Given task >> Go through the listing and write out all of it exactly.

Exercise input >>
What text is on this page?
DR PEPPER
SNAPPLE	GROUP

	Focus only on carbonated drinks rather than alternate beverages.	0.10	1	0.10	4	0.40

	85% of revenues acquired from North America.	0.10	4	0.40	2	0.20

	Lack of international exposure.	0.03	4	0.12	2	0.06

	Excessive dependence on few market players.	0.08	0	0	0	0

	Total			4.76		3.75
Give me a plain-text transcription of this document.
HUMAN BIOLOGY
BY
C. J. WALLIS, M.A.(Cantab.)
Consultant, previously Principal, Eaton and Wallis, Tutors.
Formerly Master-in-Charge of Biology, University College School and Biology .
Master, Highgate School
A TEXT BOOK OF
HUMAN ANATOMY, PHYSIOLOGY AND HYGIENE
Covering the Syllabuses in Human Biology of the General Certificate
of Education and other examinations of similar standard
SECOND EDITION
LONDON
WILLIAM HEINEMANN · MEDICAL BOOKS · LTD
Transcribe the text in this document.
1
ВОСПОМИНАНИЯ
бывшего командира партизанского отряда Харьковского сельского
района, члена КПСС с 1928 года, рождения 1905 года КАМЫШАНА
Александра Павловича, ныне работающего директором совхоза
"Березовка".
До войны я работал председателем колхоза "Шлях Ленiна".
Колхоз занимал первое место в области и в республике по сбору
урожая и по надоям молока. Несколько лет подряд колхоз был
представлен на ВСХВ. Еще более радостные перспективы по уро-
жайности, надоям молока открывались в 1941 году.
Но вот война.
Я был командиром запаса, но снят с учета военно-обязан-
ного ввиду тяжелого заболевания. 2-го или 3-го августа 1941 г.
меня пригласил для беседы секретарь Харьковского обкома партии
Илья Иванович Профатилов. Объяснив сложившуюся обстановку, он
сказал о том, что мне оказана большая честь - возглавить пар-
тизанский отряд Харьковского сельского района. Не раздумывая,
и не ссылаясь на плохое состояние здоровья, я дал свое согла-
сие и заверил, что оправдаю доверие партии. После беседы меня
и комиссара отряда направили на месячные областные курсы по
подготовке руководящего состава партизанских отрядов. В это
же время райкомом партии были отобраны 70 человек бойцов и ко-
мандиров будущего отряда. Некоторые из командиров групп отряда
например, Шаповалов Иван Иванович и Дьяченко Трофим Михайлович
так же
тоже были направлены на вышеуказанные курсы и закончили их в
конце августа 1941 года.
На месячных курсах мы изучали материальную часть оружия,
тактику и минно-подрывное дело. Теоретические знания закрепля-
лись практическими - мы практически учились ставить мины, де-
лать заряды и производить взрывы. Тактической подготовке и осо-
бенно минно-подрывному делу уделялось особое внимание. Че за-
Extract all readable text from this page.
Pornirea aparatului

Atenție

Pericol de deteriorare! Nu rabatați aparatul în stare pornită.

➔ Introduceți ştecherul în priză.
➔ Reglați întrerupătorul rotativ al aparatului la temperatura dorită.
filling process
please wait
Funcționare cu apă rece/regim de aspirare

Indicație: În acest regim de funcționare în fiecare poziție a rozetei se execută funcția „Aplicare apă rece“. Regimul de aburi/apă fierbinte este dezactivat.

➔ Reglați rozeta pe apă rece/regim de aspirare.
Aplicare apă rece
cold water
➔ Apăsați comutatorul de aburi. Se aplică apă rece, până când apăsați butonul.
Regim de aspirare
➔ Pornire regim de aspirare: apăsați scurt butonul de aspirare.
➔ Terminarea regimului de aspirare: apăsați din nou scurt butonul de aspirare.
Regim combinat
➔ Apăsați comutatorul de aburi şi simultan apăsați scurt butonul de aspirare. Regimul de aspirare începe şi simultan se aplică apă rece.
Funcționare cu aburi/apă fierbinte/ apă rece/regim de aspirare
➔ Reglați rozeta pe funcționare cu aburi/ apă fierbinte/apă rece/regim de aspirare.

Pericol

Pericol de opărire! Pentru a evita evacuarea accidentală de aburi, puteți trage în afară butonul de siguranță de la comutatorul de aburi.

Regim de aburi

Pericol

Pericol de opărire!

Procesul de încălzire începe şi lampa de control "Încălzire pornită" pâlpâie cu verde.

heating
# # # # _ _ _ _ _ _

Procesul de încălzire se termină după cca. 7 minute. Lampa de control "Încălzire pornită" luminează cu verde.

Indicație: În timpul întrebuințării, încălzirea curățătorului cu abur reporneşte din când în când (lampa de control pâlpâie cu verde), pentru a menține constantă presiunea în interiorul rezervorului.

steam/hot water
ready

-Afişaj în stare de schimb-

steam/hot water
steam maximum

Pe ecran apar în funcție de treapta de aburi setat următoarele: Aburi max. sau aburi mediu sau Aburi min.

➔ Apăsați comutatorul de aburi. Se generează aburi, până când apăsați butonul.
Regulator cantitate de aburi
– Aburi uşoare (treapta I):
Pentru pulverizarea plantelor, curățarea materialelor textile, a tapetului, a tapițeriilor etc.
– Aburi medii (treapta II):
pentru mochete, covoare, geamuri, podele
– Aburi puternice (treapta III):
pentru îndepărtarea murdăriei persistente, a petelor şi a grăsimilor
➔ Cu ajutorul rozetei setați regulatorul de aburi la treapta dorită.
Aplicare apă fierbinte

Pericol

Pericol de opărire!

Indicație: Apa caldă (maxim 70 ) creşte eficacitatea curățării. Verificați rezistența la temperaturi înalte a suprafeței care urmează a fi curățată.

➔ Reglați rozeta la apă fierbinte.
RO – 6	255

Expected answer >>
What text is on this page?
DR PEPPER
SNAPPLE	GROUP

	Focus only on carbonated drinks rather than alternate beverages.	0.10	1	0.10	4	0.40

	85% of revenues acquired from North America.	0.10	4	0.40	2	0.20

	Lack of international exposure.	0.03	4	0.12	2	0.06

	Excessive dependence on few market players.	0.08	0	0	0	0

	Total			4.76		3.75
Give me a plain-text transcription of this document.
HUMAN BIOLOGY
BY
C. J. WALLIS, M.A.(Cantab.)
Consultant, previously Principal, Eaton and Wallis, Tutors.
Formerly Master-in-Charge of Biology, University College School and Biology .
Master, Highgate School
A TEXT BOOK OF
HUMAN ANATOMY, PHYSIOLOGY AND HYGIENE
Covering the Syllabuses in Human Biology of the General Certificate
of Education and other examinations of similar standard
SECOND EDITION
LONDON
WILLIAM HEINEMANN · MEDICAL BOOKS · LTD
Transcribe the text in this document.
1
ВОСПОМИНАНИЯ
бывшего командира партизанского отряда Харьковского сельского
района, члена КПСС с 1928 года, рождения 1905 года КАМЫШАНА
Александра Павловича, ныне работающего директором совхоза
"Березовка".
До войны я работал председателем колхоза "Шлях Ленiна".
Колхоз занимал первое место в области и в республике по сбору
урожая и по надоям молока. Несколько лет подряд колхоз был
представлен на ВСХВ. Еще более радостные перспективы по уро-
жайности, надоям молока открывались в 1941 году.
Но вот война.
Я был командиром запаса, но снят с учета военно-обязан-
ного ввиду тяжелого заболевания. 2-го или 3-го августа 1941 г.
меня пригласил для беседы секретарь Харьковского обкома партии
Илья Иванович Профатилов. Объяснив сложившуюся обстановку, он
сказал о том, что мне оказана большая честь - возглавить пар-
тизанский отряд Харьковского сельского района. Не раздумывая,
и не ссылаясь на плохое состояние здоровья, я дал свое согла-
сие и заверил, что оправдаю доверие партии. После беседы меня
и комиссара отряда направили на месячные областные курсы по
подготовке руководящего состава партизанских отрядов. В это
же время райкомом партии были отобраны 70 человек бойцов и ко-
мандиров будущего отряда. Некоторые из командиров групп отряда
например, Шаповалов Иван Иванович и Дьяченко Трофим Михайлович
так же
тоже были направлены на вышеуказанные курсы и закончили их в
конце августа 1941 года.
На месячных курсах мы изучали материальную часть оружия,
тактику и минно-подрывное дело. Теоретические знания закрепля-
лись практическими - мы практически учились ставить мины, де-
лать заряды и производить взрывы. Тактической подготовке и осо-
бенно минно-подрывному делу уделялось особое внимание. Че за-
Extract all readable text from this page.
Pornirea aparatului

Atenție

Pericol de deteriorare! Nu rabatați aparatul în stare pornită.

➔ Introduceți ştecherul în priză.
➔ Reglați întrerupătorul rotativ al aparatului la temperatura dorită.
filling process
please wait
Funcționare cu apă rece/regim de aspirare

Indicație: În acest regim de funcționare în fiecare poziție a rozetei se execută funcția „Aplicare apă rece“. Regimul de aburi/apă fierbinte este dezactivat.

➔ Reglați rozeta pe apă rece/regim de aspirare.
Aplicare apă rece
cold water
➔ Apăsați comutatorul de aburi. Se aplică apă rece, până când apăsați butonul.
Regim de aspirare
➔ Pornire regim de aspirare: apăsați scurt butonul de aspirare.
➔ Terminarea regimului de aspirare: apăsați din nou scurt butonul de aspirare.
Regim combinat
➔ Apăsați comutatorul de aburi şi simultan apăsați scurt butonul de aspirare. Regimul de aspirare începe şi simultan se aplică apă rece.
Funcționare cu aburi/apă fierbinte/ apă rece/regim de aspirare
➔ Reglați rozeta pe funcționare cu aburi/ apă fierbinte/apă rece/regim de aspirare.

Pericol

Pericol de opărire! Pentru a evita evacuarea accidentală de aburi, puteți trage în afară butonul de siguranță de la comutatorul de aburi.

Regim de aburi

Pericol

Pericol de opărire!

Procesul de încălzire începe şi lampa de control "Încălzire pornită" pâlpâie cu verde.

heating
# # # # _ _ _ _ _ _

Procesul de încălzire se termină după cca. 7 minute. Lampa de control "Încălzire pornită" luminează cu verde.

Indicație: În timpul întrebuințării, încălzirea curățătorului cu abur reporneşte din când în când (lampa de control pâlpâie cu verde), pentru a menține constantă presiunea în interiorul rezervorului.

steam/hot water
ready

-Afişaj în stare de schimb-

steam/hot water
steam maximum

Pe ecran apar în funcție de treapta de aburi setat următoarele: Aburi max. sau aburi mediu sau Aburi min.

➔ Apăsați comutatorul de aburi. Se generează aburi, până când apăsați butonul.
Regulator cantitate de aburi
– Aburi uşoare (treapta I):
Pentru pulverizarea plantelor, curățarea materialelor textile, a tapetului, a tapițeriilor etc.
– Aburi medii (treapta II):
pentru mochete, covoare, geamuri, podele
– Aburi puternice (treapta III):
pentru îndepărtarea murdăriei persistente, a petelor şi a grăsimilor
➔ Cu ajutorul rozetei setați regulatorul de aburi la treapta dorită.
Aplicare apă fierbinte

Pericol

Pericol de opărire!

Indicație: Apa caldă (maxim 70 ) creşte eficacitatea curățării. Verificați rezistența la temperaturi înalte a suprafeței care urmează a fi curățată.

➔ Reglați rozeta la apă fierbinte.
RO – 6	255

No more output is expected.